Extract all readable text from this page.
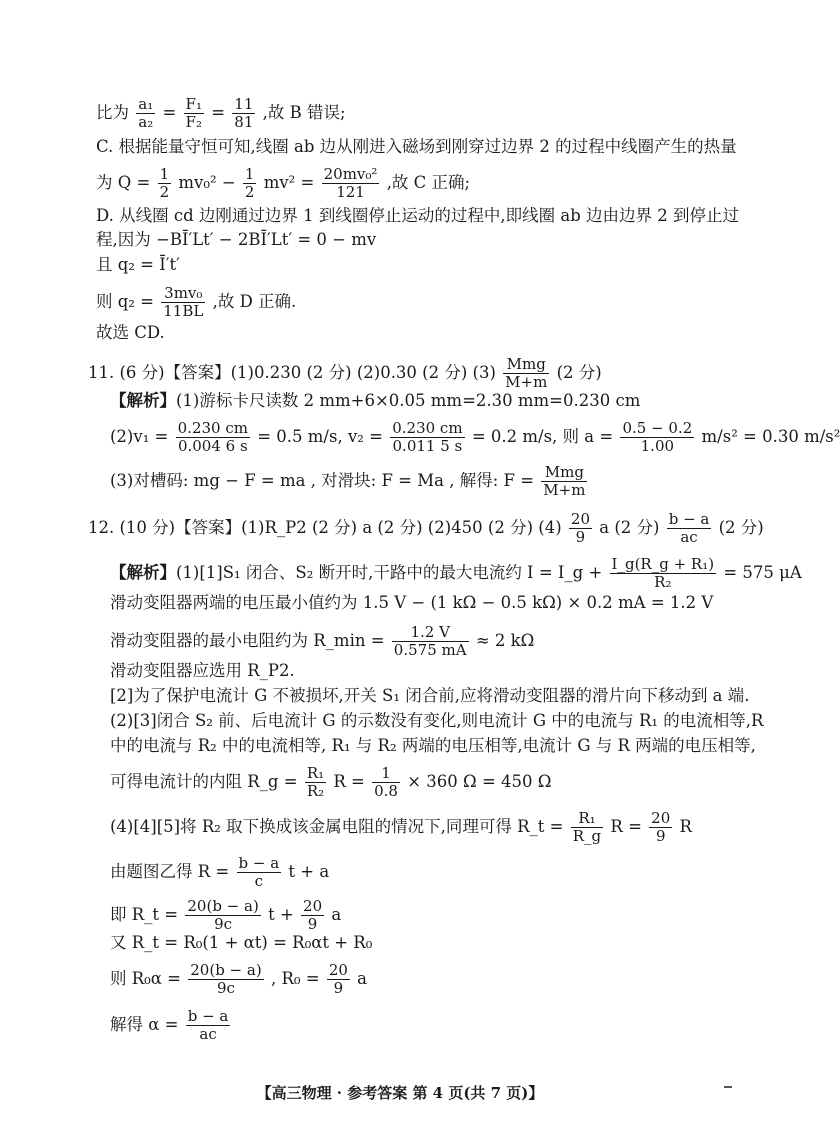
比为 $\frac{\text{a₁}}{\text{a₂}} = \frac{\text{F₁}}{\text{F₂}} = \frac{11}{81}$ ,故 B 错误;
C. 根据能量守恒可知,线圈 ab 边从刚进入磁场到刚穿过边界 2 的过程中线圈产生的热量
为 $Q = \frac{1}{2} mv_0^2 - \frac{1}{2} mv^2 = \frac{\text{20mv₀²}}{121}$ ,故 C 正确;
D. 从线圈 cd 边刚通过边界 1 到线圈停止运动的过程中,即线圈 ab 边由边界 2 到停止过
程,因为 −BĪ′Lt′ − 2BĪ′Lt′ = 0 − mv
且 q₂ = Ī′t′
则 $q_2 = \frac{\text{3mv₀}}{11BL}$ ,故 D 正确.
故选 CD.
11. (6 分)【答案】(1)0.230 (2 分) (2)0.30 (2 分) $(3) \frac{\text{Mmg}}{M+m} (2$ 分)
【解析】(1)游标卡尺读数 2 mm+6×0.05 mm=2.30 mm=0.230 cm
$(2)v_1 = \frac{0.230 cm}{0.004 6 s} = 0.5$ m/s, $v_2 = \frac{0.230 cm}{0.011 5 s} = 0.2$ m/s, 则 $a = \frac{0.5 - 0.2}{1.00} m/s^2 = 0.30$ m/s²
(3)对槽码: mg − F = ma , 对滑块: F = Ma , 解得: $F = \frac{\text{Mmg}}{M+m}$
12. (10 分)【答案】(1)R_P2 (2 分) a (2 分) (2)450 (2 分) $(4) \frac{20}{9}$ a (2 分) $\frac{b - a}{ac} (2$ 分)
【解析】(1)[1]S₁ 闭合、S₂ 断开时,干路中的最大电流约 I = I_g + $\frac{\text{I\_g(R\_g + R₁)}}{\text{R₂}} = 575$ μA
滑动变阻器两端的电压最小值约为 1.5 V − (1 kΩ − 0.5 kΩ) × 0.2 mA = 1.2 V
滑动变阻器的最小电阻约为 R_min = $\frac{1.2 V}{0.575 mA} \approx 2$ kΩ
滑动变阻器应选用 R_P2.
[2]为了保护电流计 G 不被损坏,开关 S₁ 闭合前,应将滑动变阻器的滑片向下移动到 a 端.
(2)[3]闭合 S₂ 前、后电流计 G 的示数没有变化,则电流计 G 中的电流与 R₁ 的电流相等,R
中的电流与 R₂ 中的电流相等, R₁ 与 R₂ 两端的电压相等,电流计 G 与 R 两端的电压相等,
可得电流计的内阻 R_g = $\frac{\text{R₁}}{\text{R₂}}$ $R = \frac{1}{0.8} \times 360$ Ω = 450 Ω
(4)[4][5]将 R₂ 取下换成该金属电阻的情况下,同理可得 R_t = $\frac{\text{R₁}}{R\_g}$ $R = \frac{20}{9}$ R
由题图乙得 $R = \frac{b - a}{c}$ t + a
即 R_t = $\frac{20(b - a)}{9c}$ $t + \frac{20}{9}$ a
又 R_t = R₀(1 + αt) = R₀αt + R₀
则 $R_0\alpha = \frac{20(b - a)}{9c}$ , $R_0 = \frac{20}{9}$ a
解得 $\alpha = \frac{b - a}{ac}$
【高三物理 · 参考答案 第 4 页(共 7 页)】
+===+
● **Instructions to follow**:
Write every record out again exactly; no pictures belong in the copy.

● **Task output**:
Extract all readable text from this page.
比为 $\frac{\text{a₁}}{\text{a₂}} = \frac{\text{F₁}}{\text{F₂}} = \frac{11}{81}$ ,故 B 错误;
C. 根据能量守恒可知,线圈 ab 边从刚进入磁场到刚穿过边界 2 的过程中线圈产生的热量
为 $Q = \frac{1}{2} mv_0^2 - \frac{1}{2} mv^2 = \frac{\text{20mv₀²}}{121}$ ,故 C 正确;
D. 从线圈 cd 边刚通过边界 1 到线圈停止运动的过程中,即线圈 ab 边由边界 2 到停止过
程,因为 −BĪ′Lt′ − 2BĪ′Lt′ = 0 − mv
且 q₂ = Ī′t′
则 $q_2 = \frac{\text{3mv₀}}{11BL}$ ,故 D 正确.
故选 CD.
11. (6 分)【答案】(1)0.230 (2 分) (2)0.30 (2 分) $(3) \frac{\text{Mmg}}{M+m} (2$ 分)
【解析】(1)游标卡尺读数 2 mm+6×0.05 mm=2.30 mm=0.230 cm
$(2)v_1 = \frac{0.230 cm}{0.004 6 s} = 0.5$ m/s, $v_2 = \frac{0.230 cm}{0.011 5 s} = 0.2$ m/s, 则 $a = \frac{0.5 - 0.2}{1.00} m/s^2 = 0.30$ m/s²
(3)对槽码: mg − F = ma , 对滑块: F = Ma , 解得: $F = \frac{\text{Mmg}}{M+m}$
12. (10 分)【答案】(1)R_P2 (2 分) a (2 分) (2)450 (2 分) $(4) \frac{20}{9}$ a (2 分) $\frac{b - a}{ac} (2$ 分)
【解析】(1)[1]S₁ 闭合、S₂ 断开时,干路中的最大电流约 I = I_g + $\frac{\text{I\_g(R\_g + R₁)}}{\text{R₂}} = 575$ μA
滑动变阻器两端的电压最小值约为 1.5 V − (1 kΩ − 0.5 kΩ) × 0.2 mA = 1.2 V
滑动变阻器的最小电阻约为 R_min = $\frac{1.2 V}{0.575 mA} \approx 2$ kΩ
滑动变阻器应选用 R_P2.
[2]为了保护电流计 G 不被损坏,开关 S₁ 闭合前,应将滑动变阻器的滑片向下移动到 a 端.
(2)[3]闭合 S₂ 前、后电流计 G 的示数没有变化,则电流计 G 中的电流与 R₁ 的电流相等,R
中的电流与 R₂ 中的电流相等, R₁ 与 R₂ 两端的电压相等,电流计 G 与 R 两端的电压相等,
可得电流计的内阻 R_g = $\frac{\text{R₁}}{\text{R₂}}$ $R = \frac{1}{0.8} \times 360$ Ω = 450 Ω
(4)[4][5]将 R₂ 取下换成该金属电阻的情况下,同理可得 R_t = $\frac{\text{R₁}}{R\_g}$ $R = \frac{20}{9}$ R
由题图乙得 $R = \frac{b - a}{c}$ t + a
即 R_t = $\frac{20(b - a)}{9c}$ $t + \frac{20}{9}$ a
又 R_t = R₀(1 + αt) = R₀αt + R₀
则 $R_0\alpha = \frac{20(b - a)}{9c}$ , $R_0 = \frac{20}{9}$ a
解得 $\alpha = \frac{b - a}{ac}$
【高三物理 · 参考答案 第 4 页(共 7 页)】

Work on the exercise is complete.